▶ Request: Can you reproduce every line of the records below word for word, omitting the pictures?

(Region boundary data)
>>>>>

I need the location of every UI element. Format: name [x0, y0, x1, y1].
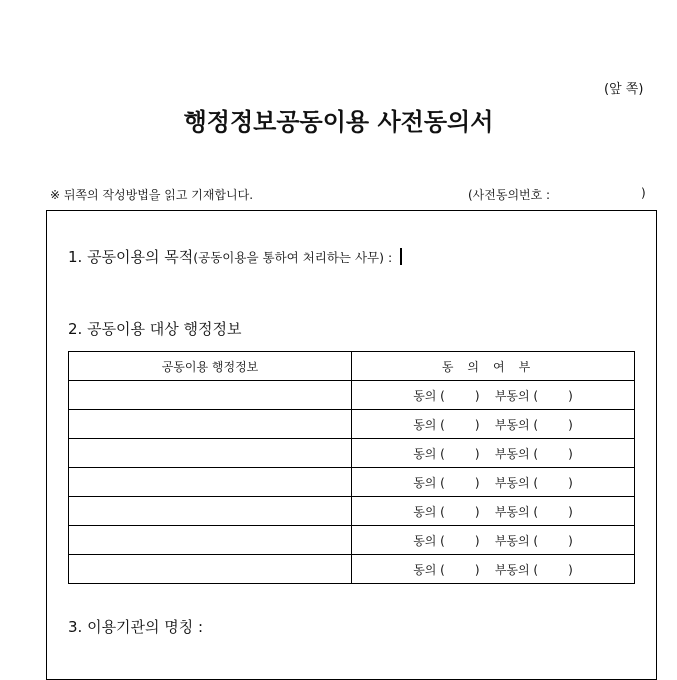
agree-option[interactable] [413, 447, 479, 461]
info-cell[interactable] [69, 497, 352, 526]
text-cursor[interactable] [400, 248, 402, 265]
disagree-label: 부동의 ( [494, 562, 539, 577]
table-header-row [69, 352, 635, 381]
consent-number-field[interactable] [468, 186, 646, 203]
consent-choice-cell [352, 410, 635, 439]
consent-number-label: (사전동의번호 : [468, 188, 551, 202]
agree-close: ) [474, 417, 480, 432]
disagree-close: ) [568, 388, 573, 403]
section-target-info: 2. 공동이용 대상 행정정보 [68, 320, 242, 338]
table-row [69, 439, 635, 468]
agree-close: ) [474, 504, 480, 519]
info-cell[interactable] [69, 439, 352, 468]
disagree-label: 부동의 ( [494, 475, 539, 490]
disagree-label: 부동의 ( [494, 388, 539, 403]
disagree-option[interactable] [495, 505, 573, 519]
agree-label: 동의 ( [413, 475, 445, 490]
agree-label: 동의 ( [413, 504, 445, 519]
agree-label: 동의 ( [413, 446, 445, 461]
agree-close: ) [474, 446, 480, 461]
agree-close: ) [474, 475, 480, 490]
section-purpose [68, 246, 402, 267]
disagree-option[interactable] [495, 476, 573, 490]
disagree-label: 부동의 ( [494, 533, 539, 548]
table-row [69, 497, 635, 526]
table-row [69, 410, 635, 439]
consent-number-close: ) [641, 186, 646, 200]
disagree-option[interactable] [495, 389, 573, 403]
agree-option[interactable] [413, 476, 479, 490]
consent-table [68, 351, 635, 584]
agree-option[interactable] [413, 418, 479, 432]
info-cell[interactable] [69, 526, 352, 555]
info-cell[interactable] [69, 555, 352, 584]
disagree-option[interactable] [495, 418, 573, 432]
consent-choice-cell [352, 381, 635, 410]
header-consent: 동의여부 [352, 352, 635, 381]
disagree-close: ) [568, 417, 573, 432]
disagree-close: ) [568, 533, 573, 548]
disagree-label: 부동의 ( [494, 446, 539, 461]
consent-choice-cell [352, 468, 635, 497]
disagree-option[interactable] [495, 447, 573, 461]
table-row [69, 555, 635, 584]
agree-label: 동의 ( [413, 533, 445, 548]
agree-option[interactable] [413, 534, 479, 548]
disagree-option[interactable] [495, 534, 573, 548]
consent-choice-cell [352, 526, 635, 555]
consent-choice-cell [352, 439, 635, 468]
table-row [69, 468, 635, 497]
consent-choice-cell [352, 497, 635, 526]
instruction-notice: ※ 뒤쪽의 작성방법을 읽고 기재합니다. [50, 188, 254, 202]
disagree-label: 부동의 ( [494, 417, 539, 432]
agree-close: ) [474, 388, 480, 403]
info-cell[interactable] [69, 410, 352, 439]
disagree-close: ) [568, 446, 573, 461]
agree-option[interactable] [413, 389, 479, 403]
agree-label: 동의 ( [413, 417, 445, 432]
agree-label: 동의 ( [413, 388, 445, 403]
section-agency-name: 3. 이용기관의 명칭 : [68, 618, 204, 636]
table-row [69, 526, 635, 555]
section-purpose-title: 1. 공동이용의 목적 [68, 248, 194, 266]
agree-option[interactable] [413, 505, 479, 519]
disagree-option[interactable] [495, 563, 573, 577]
disagree-label: 부동의 ( [494, 504, 539, 519]
header-info: 공동이용 행정정보 [69, 352, 352, 381]
page-side-label: (앞 쪽) [604, 82, 644, 97]
agree-option[interactable] [413, 563, 479, 577]
disagree-close: ) [568, 475, 573, 490]
table-row [69, 381, 635, 410]
agree-close: ) [474, 562, 480, 577]
document-title: 행정정보공동이용 사전동의서 [183, 108, 494, 136]
disagree-close: ) [568, 562, 573, 577]
agree-label: 동의 ( [413, 562, 445, 577]
info-cell[interactable] [69, 468, 352, 497]
info-cell[interactable] [69, 381, 352, 410]
agree-close: ) [474, 533, 480, 548]
consent-choice-cell [352, 555, 635, 584]
section-purpose-note: (공동이용을 통하여 처리하는 사무) : [193, 250, 393, 265]
disagree-close: ) [568, 504, 573, 519]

<<<<<

▶ Complete answer:
I need the location of every UI element. Format: name [x0, y0, x1, y1].
agree-option[interactable] [413, 447, 479, 461]
info-cell[interactable] [69, 497, 352, 526]
text-cursor[interactable] [400, 248, 402, 265]
disagree-label: 부동의 ( [494, 562, 539, 577]
table-header-row [69, 352, 635, 381]
consent-number-field[interactable] [468, 186, 646, 203]
consent-choice-cell [352, 410, 635, 439]
consent-number-label: (사전동의번호 : [468, 188, 551, 202]
agree-close: ) [474, 417, 480, 432]
disagree-close: ) [568, 388, 573, 403]
section-target-info: 2. 공동이용 대상 행정정보 [68, 320, 242, 338]
table-row [69, 439, 635, 468]
agree-close: ) [474, 504, 480, 519]
info-cell[interactable] [69, 439, 352, 468]
disagree-label: 부동의 ( [494, 475, 539, 490]
disagree-label: 부동의 ( [494, 388, 539, 403]
disagree-option[interactable] [495, 505, 573, 519]
agree-label: 동의 ( [413, 475, 445, 490]
agree-label: 동의 ( [413, 504, 445, 519]
agree-label: 동의 ( [413, 446, 445, 461]
agree-close: ) [474, 446, 480, 461]
agree-close: ) [474, 475, 480, 490]
section-purpose [68, 246, 402, 267]
disagree-option[interactable] [495, 476, 573, 490]
disagree-label: 부동의 ( [494, 533, 539, 548]
table-row [69, 497, 635, 526]
table-row [69, 410, 635, 439]
consent-number-close: ) [641, 186, 646, 200]
disagree-option[interactable] [495, 389, 573, 403]
agree-option[interactable] [413, 476, 479, 490]
consent-table [68, 351, 635, 584]
agree-option[interactable] [413, 418, 479, 432]
info-cell[interactable] [69, 526, 352, 555]
info-cell[interactable] [69, 555, 352, 584]
disagree-option[interactable] [495, 418, 573, 432]
consent-choice-cell [352, 381, 635, 410]
header-consent: 동의여부 [352, 352, 635, 381]
disagree-close: ) [568, 417, 573, 432]
disagree-close: ) [568, 533, 573, 548]
disagree-label: 부동의 ( [494, 446, 539, 461]
consent-choice-cell [352, 468, 635, 497]
disagree-option[interactable] [495, 447, 573, 461]
table-row [69, 555, 635, 584]
agree-label: 동의 ( [413, 533, 445, 548]
agree-option[interactable] [413, 534, 479, 548]
disagree-option[interactable] [495, 534, 573, 548]
consent-choice-cell [352, 526, 635, 555]
consent-choice-cell [352, 439, 635, 468]
table-row [69, 468, 635, 497]
consent-choice-cell [352, 497, 635, 526]
instruction-notice: ※ 뒤쪽의 작성방법을 읽고 기재합니다. [50, 188, 254, 202]
disagree-label: 부동의 ( [494, 417, 539, 432]
agree-close: ) [474, 388, 480, 403]
info-cell[interactable] [69, 410, 352, 439]
disagree-close: ) [568, 446, 573, 461]
agree-option[interactable] [413, 389, 479, 403]
agree-label: 동의 ( [413, 417, 445, 432]
agree-label: 동의 ( [413, 388, 445, 403]
section-agency-name: 3. 이용기관의 명칭 : [68, 618, 204, 636]
table-row [69, 526, 635, 555]
section-purpose-title: 1. 공동이용의 목적 [68, 248, 194, 266]
agree-option[interactable] [413, 505, 479, 519]
disagree-option[interactable] [495, 563, 573, 577]
disagree-label: 부동의 ( [494, 504, 539, 519]
header-info: 공동이용 행정정보 [69, 352, 352, 381]
page-side-label: (앞 쪽) [604, 82, 644, 97]
agree-option[interactable] [413, 563, 479, 577]
disagree-close: ) [568, 475, 573, 490]
table-row [69, 381, 635, 410]
agree-close: ) [474, 562, 480, 577]
document-title: 행정정보공동이용 사전동의서 [183, 108, 494, 136]
disagree-close: ) [568, 562, 573, 577]
agree-label: 동의 ( [413, 562, 445, 577]
info-cell[interactable] [69, 468, 352, 497]
info-cell[interactable] [69, 381, 352, 410]
agree-close: ) [474, 533, 480, 548]
consent-choice-cell [352, 555, 635, 584]
section-purpose-note: (공동이용을 통하여 처리하는 사무) : [193, 250, 393, 265]
disagree-close: ) [568, 504, 573, 519]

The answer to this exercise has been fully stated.